======== ENTRIES SHOWN ========

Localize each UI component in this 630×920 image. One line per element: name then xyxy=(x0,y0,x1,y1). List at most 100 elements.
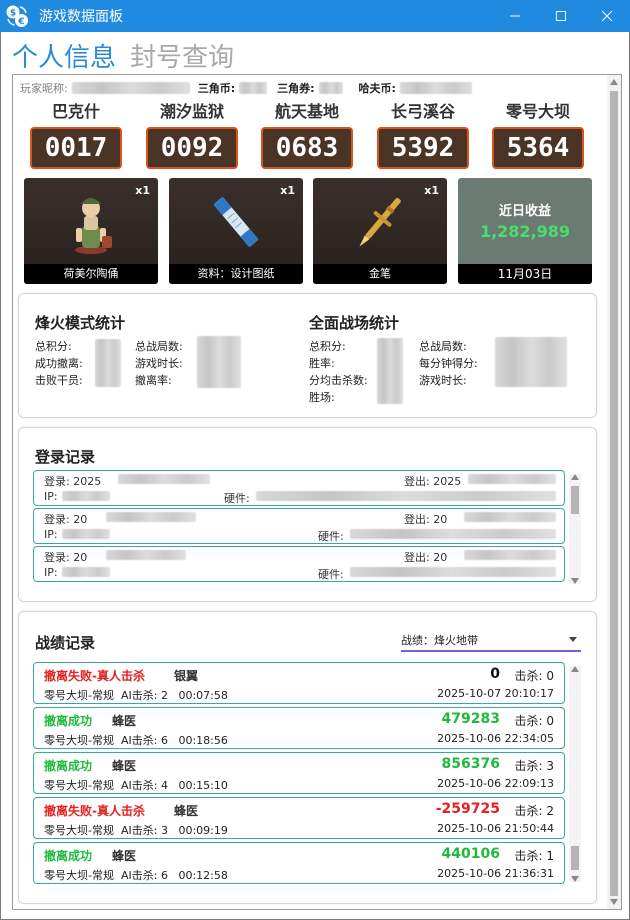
kills-label: 击杀: xyxy=(514,714,543,728)
record-meta: 零号大坝-常规 AI击杀: 4 00:15:10 xyxy=(44,777,228,793)
login-scrollbar[interactable] xyxy=(569,474,581,584)
record-score: 440106 xyxy=(441,846,500,862)
scrollbar-thumb[interactable] xyxy=(571,846,579,870)
match-record[interactable]: 撤离成功 蜂医 856376 击杀: 3 零号大坝-常规 AI击杀: 4 00:… xyxy=(33,752,565,794)
stat-label: 撤离率: xyxy=(135,374,172,387)
record-kills: 击杀: 1 xyxy=(514,847,554,864)
ai-kills-label: AI击杀: xyxy=(120,689,158,702)
record-duration: 00:12:58 xyxy=(178,869,228,882)
record-time: 2025-10-07 20:10:17 xyxy=(437,687,554,700)
nickname-label: 玩家昵称: xyxy=(20,82,68,95)
minimize-button[interactable] xyxy=(492,0,538,32)
record-duration: 00:15:10 xyxy=(178,779,228,792)
record-agent: 蜂医 xyxy=(174,804,199,818)
ip-redacted xyxy=(62,567,110,577)
match-records-title: 战绩记录 xyxy=(35,634,96,652)
kills-value: 0 xyxy=(546,714,554,728)
scrollbar-thumb[interactable] xyxy=(571,486,579,514)
stat-label: 总积分: xyxy=(309,340,346,353)
scroll-down-icon[interactable] xyxy=(610,899,618,905)
record-time: 2025-10-06 21:50:44 xyxy=(437,822,554,835)
match-record[interactable]: 撤离成功 蜂医 440106 击杀: 1 零号大坝-常规 AI击杀: 6 00:… xyxy=(33,842,565,884)
record-agent: 蜂医 xyxy=(112,849,137,863)
record-duration: 00:09:19 xyxy=(178,824,228,837)
login-time: 登录: 20 xyxy=(44,513,88,526)
login-record[interactable]: 登录: 20 登出: 20 IP: 硬件: xyxy=(33,546,565,582)
loot-item-card[interactable]: x1 资料：设计图纸 xyxy=(169,178,303,284)
kills-value: 0 xyxy=(546,669,554,683)
scroll-up-icon[interactable] xyxy=(571,474,579,480)
stat-label: 总战局数: xyxy=(419,340,467,353)
stat-label: 游戏时长: xyxy=(419,374,467,387)
tab-personal-info[interactable]: 个人信息 xyxy=(12,42,116,74)
all-out-war-stats-title: 全面战场统计 xyxy=(309,314,400,332)
ai-kills-value: 4 xyxy=(160,779,168,792)
main-scrollbar[interactable] xyxy=(607,75,621,909)
login-time-redacted xyxy=(106,550,186,560)
item-name: 荷美尔陶俑 xyxy=(24,264,158,284)
login-time-redacted xyxy=(106,512,196,522)
close-button[interactable] xyxy=(584,0,630,32)
kills-label: 击杀: xyxy=(514,849,543,863)
income-value: 1,282,989 xyxy=(479,222,571,241)
svg-text:€: € xyxy=(17,17,24,27)
scroll-up-icon[interactable] xyxy=(571,666,579,672)
login-time: 登录: 20 xyxy=(44,551,88,564)
login-time-redacted xyxy=(118,474,210,484)
stats-panel: 烽火模式统计 总积分: 成功撤离: 击败干员: 总战局数: 游戏时长: 撤离率:… xyxy=(18,293,597,418)
record-score: 0 xyxy=(490,666,500,682)
delta-coin-label: 三角币: xyxy=(197,82,236,95)
ip-label: IP: xyxy=(44,528,58,541)
ai-kills-value: 6 xyxy=(160,869,168,882)
map-card: 航天基地 0683 xyxy=(259,100,355,169)
login-record[interactable]: 登录: 20 登出: 20 IP: 硬件: xyxy=(33,508,565,544)
ip-redacted xyxy=(62,491,110,501)
scrollbar-thumb[interactable] xyxy=(610,91,618,896)
stat-label: 总战局数: xyxy=(135,340,183,353)
svg-text:$: $ xyxy=(10,9,16,19)
ai-kills-value: 6 xyxy=(160,734,168,747)
record-score: 479283 xyxy=(441,711,500,727)
logout-time: 登出: 2025 xyxy=(404,475,462,488)
record-kills: 击杀: 3 xyxy=(514,757,554,774)
golden-pen-icon xyxy=(343,186,417,258)
ai-kills-value: 2 xyxy=(160,689,168,702)
record-meta: 零号大坝-常规 AI击杀: 6 00:12:58 xyxy=(44,867,228,883)
scroll-down-icon[interactable] xyxy=(571,876,579,882)
ip-redacted xyxy=(62,529,110,539)
map-card: 潮汐监狱 0092 xyxy=(144,100,240,169)
record-meta: 零号大坝-常规 AI击杀: 3 00:09:19 xyxy=(44,822,228,838)
stat-label: 胜率: xyxy=(309,357,335,370)
kills-label: 击杀: xyxy=(514,804,543,818)
record-time: 2025-10-06 21:36:31 xyxy=(437,867,554,880)
ai-kills-label: AI击杀: xyxy=(120,734,158,747)
record-mode-select[interactable]: 战绩：烽火地带 xyxy=(401,626,581,652)
login-record[interactable]: 登录: 2025 登出: 2025 IP: 硬件: xyxy=(33,470,565,506)
scroll-down-icon[interactable] xyxy=(571,578,579,584)
blueprint-icon xyxy=(199,186,273,258)
map-name: 航天基地 xyxy=(274,102,339,121)
kills-label: 击杀: xyxy=(514,759,543,773)
havoc-coin-label: 哈夫币: xyxy=(358,82,396,95)
tab-ban-query[interactable]: 封号查询 xyxy=(130,42,234,74)
map-code: 0017 xyxy=(30,127,122,169)
record-time: 2025-10-06 22:34:05 xyxy=(437,732,554,745)
loot-item-card[interactable]: x1 荷美尔陶俑 xyxy=(24,178,158,284)
logout-time-redacted xyxy=(464,550,556,560)
record-agent: 蜂医 xyxy=(112,714,137,728)
maximize-icon xyxy=(556,11,566,21)
loot-item-card[interactable]: x1 金笔 xyxy=(313,178,447,284)
stat-values-redacted xyxy=(495,337,567,387)
match-record[interactable]: 撤离成功 蜂医 479283 击杀: 0 零号大坝-常规 AI击杀: 6 00:… xyxy=(33,707,565,749)
match-record[interactable]: 撤离失败-真人击杀 银翼 0 击杀: 0 零号大坝-常规 AI击杀: 2 00:… xyxy=(33,662,565,704)
logout-time: 登出: 20 xyxy=(404,551,448,564)
records-scrollbar[interactable] xyxy=(569,666,581,882)
record-score: -259725 xyxy=(435,801,500,817)
match-record[interactable]: 撤离失败-真人击杀 蜂医 -259725 击杀: 2 零号大坝-常规 AI击杀:… xyxy=(33,797,565,839)
scroll-up-icon[interactable] xyxy=(610,79,618,85)
delta-voucher-label: 三角券: xyxy=(277,82,315,95)
player-info-row: 玩家昵称: 三角币: 三角券: 哈夫币: xyxy=(20,80,472,96)
stat-label: 游戏时长: xyxy=(135,357,183,370)
record-agent: 银翼 xyxy=(174,669,199,683)
maximize-button[interactable] xyxy=(538,0,584,32)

========

Reproduce all of the material above with every instance of "record-agent" changed to "record-operator" and everything else left untouched. Do not include the pictures.

Localize each UI component in this 630×920 image. One line per element: name then xyxy=(x0,y0,x1,y1). List at most 100 elements.
kills-label: 击杀: xyxy=(514,714,543,728)
record-meta: 零号大坝-常规 AI击杀: 4 00:15:10 xyxy=(44,777,228,793)
login-scrollbar[interactable] xyxy=(569,474,581,584)
record-score: 440106 xyxy=(441,846,500,862)
scrollbar-thumb[interactable] xyxy=(571,846,579,870)
match-record[interactable]: 撤离成功 蜂医 856376 击杀: 3 零号大坝-常规 AI击杀: 4 00:… xyxy=(33,752,565,794)
stat-label: 撤离率: xyxy=(135,374,172,387)
record-kills: 击杀: 1 xyxy=(514,847,554,864)
ai-kills-label: AI击杀: xyxy=(120,689,158,702)
record-duration: 00:12:58 xyxy=(178,869,228,882)
record-time: 2025-10-07 20:10:17 xyxy=(437,687,554,700)
nickname-label: 玩家昵称: xyxy=(20,82,68,95)
minimize-button[interactable] xyxy=(492,0,538,32)
record-duration: 00:15:10 xyxy=(178,779,228,792)
record-operator: 蜂医 xyxy=(174,804,199,818)
ip-redacted xyxy=(62,567,110,577)
match-records-title: 战绩记录 xyxy=(35,634,96,652)
kills-value: 0 xyxy=(546,714,554,728)
scrollbar-thumb[interactable] xyxy=(571,486,579,514)
stat-label: 总积分: xyxy=(309,340,346,353)
scroll-down-icon[interactable] xyxy=(610,899,618,905)
record-time: 2025-10-06 21:50:44 xyxy=(437,822,554,835)
match-record[interactable]: 撤离成功 蜂医 440106 击杀: 1 零号大坝-常规 AI击杀: 6 00:… xyxy=(33,842,565,884)
record-operator: 蜂医 xyxy=(112,849,137,863)
record-duration: 00:09:19 xyxy=(178,824,228,837)
login-time: 登录: 20 xyxy=(44,513,88,526)
login-record[interactable]: 登录: 20 登出: 20 IP: 硬件: xyxy=(33,546,565,582)
loot-item-card[interactable]: x1 资料：设计图纸 xyxy=(169,178,303,284)
kills-value: 0 xyxy=(546,669,554,683)
scroll-up-icon[interactable] xyxy=(571,474,579,480)
stat-label: 总战局数: xyxy=(419,340,467,353)
stat-label: 游戏时长: xyxy=(419,374,467,387)
tab-personal-info[interactable]: 个人信息 xyxy=(12,42,116,74)
all-out-war-stats-title: 全面战场统计 xyxy=(309,314,400,332)
ai-kills-value: 4 xyxy=(160,779,168,792)
main-scrollbar[interactable] xyxy=(607,75,621,909)
login-time-redacted xyxy=(106,550,186,560)
item-name: 荷美尔陶俑 xyxy=(24,264,158,284)
login-time-redacted xyxy=(106,512,196,522)
close-button[interactable] xyxy=(584,0,630,32)
kills-label: 击杀: xyxy=(514,849,543,863)
income-value: 1,282,989 xyxy=(479,222,571,241)
svg-text:€: € xyxy=(17,17,24,27)
scroll-up-icon[interactable] xyxy=(571,666,579,672)
login-time: 登录: 20 xyxy=(44,551,88,564)
login-time-redacted xyxy=(118,474,210,484)
stats-panel: 烽火模式统计 总积分: 成功撤离: 击败干员: 总战局数: 游戏时长: 撤离率:… xyxy=(18,293,597,418)
record-score: 0 xyxy=(490,666,500,682)
delta-coin-label: 三角币: xyxy=(197,82,236,95)
ip-label: IP: xyxy=(44,528,58,541)
ai-kills-value: 6 xyxy=(160,869,168,882)
map-card: 航天基地 0683 xyxy=(259,100,355,169)
login-record[interactable]: 登录: 20 登出: 20 IP: 硬件: xyxy=(33,508,565,544)
ip-redacted xyxy=(62,491,110,501)
scrollbar-thumb[interactable] xyxy=(610,91,618,896)
stat-label: 总战局数: xyxy=(135,340,183,353)
svg-text:$: $ xyxy=(10,9,16,19)
ai-kills-value: 6 xyxy=(160,734,168,747)
record-score: 479283 xyxy=(441,711,500,727)
logout-time: 登出: 2025 xyxy=(404,475,462,488)
record-kills: 击杀: 3 xyxy=(514,757,554,774)
golden-pen-icon xyxy=(343,186,417,258)
ai-kills-value: 2 xyxy=(160,689,168,702)
record-meta: 零号大坝-常规 AI击杀: 6 00:12:58 xyxy=(44,867,228,883)
scroll-down-icon[interactable] xyxy=(571,876,579,882)
ip-redacted xyxy=(62,529,110,539)
map-card: 潮汐监狱 0092 xyxy=(144,100,240,169)
record-meta: 零号大坝-常规 AI击杀: 3 00:09:19 xyxy=(44,822,228,838)
stat-label: 胜率: xyxy=(309,357,335,370)
kills-label: 击杀: xyxy=(514,804,543,818)
record-time: 2025-10-06 21:36:31 xyxy=(437,867,554,880)
ai-kills-label: AI击杀: xyxy=(120,734,158,747)
record-mode-select[interactable]: 战绩：烽火地带 xyxy=(401,626,581,652)
login-record[interactable]: 登录: 2025 登出: 2025 IP: 硬件: xyxy=(33,470,565,506)
scroll-down-icon[interactable] xyxy=(571,578,579,584)
blueprint-icon xyxy=(199,186,273,258)
map-name: 航天基地 xyxy=(274,102,339,121)
kills-label: 击杀: xyxy=(514,759,543,773)
havoc-coin-label: 哈夫币: xyxy=(358,82,396,95)
tab-ban-query[interactable]: 封号查询 xyxy=(130,42,234,74)
map-code: 0017 xyxy=(30,127,122,169)
record-time: 2025-10-06 22:34:05 xyxy=(437,732,554,745)
loot-item-card[interactable]: x1 荷美尔陶俑 xyxy=(24,178,158,284)
logout-time-redacted xyxy=(464,550,556,560)
record-operator: 蜂医 xyxy=(112,714,137,728)
maximize-icon xyxy=(556,11,566,21)
loot-item-card[interactable]: x1 金笔 xyxy=(313,178,447,284)
stat-values-redacted xyxy=(495,337,567,387)
match-record[interactable]: 撤离成功 蜂医 479283 击杀: 0 零号大坝-常规 AI击杀: 6 00:… xyxy=(33,707,565,749)
match-record[interactable]: 撤离失败-真人击杀 银翼 0 击杀: 0 零号大坝-常规 AI击杀: 2 00:… xyxy=(33,662,565,704)
logout-time: 登出: 20 xyxy=(404,551,448,564)
records-scrollbar[interactable] xyxy=(569,666,581,882)
record-score: -259725 xyxy=(435,801,500,817)
match-record[interactable]: 撤离失败-真人击杀 蜂医 -259725 击杀: 2 零号大坝-常规 AI击杀:… xyxy=(33,797,565,839)
scroll-up-icon[interactable] xyxy=(610,79,618,85)
delta-voucher-label: 三角券: xyxy=(277,82,315,95)
player-info-row: 玩家昵称: 三角币: 三角券: 哈夫币: xyxy=(20,80,472,96)
stat-label: 游戏时长: xyxy=(135,357,183,370)
record-operator: 银翼 xyxy=(174,669,199,683)
maximize-button[interactable] xyxy=(538,0,584,32)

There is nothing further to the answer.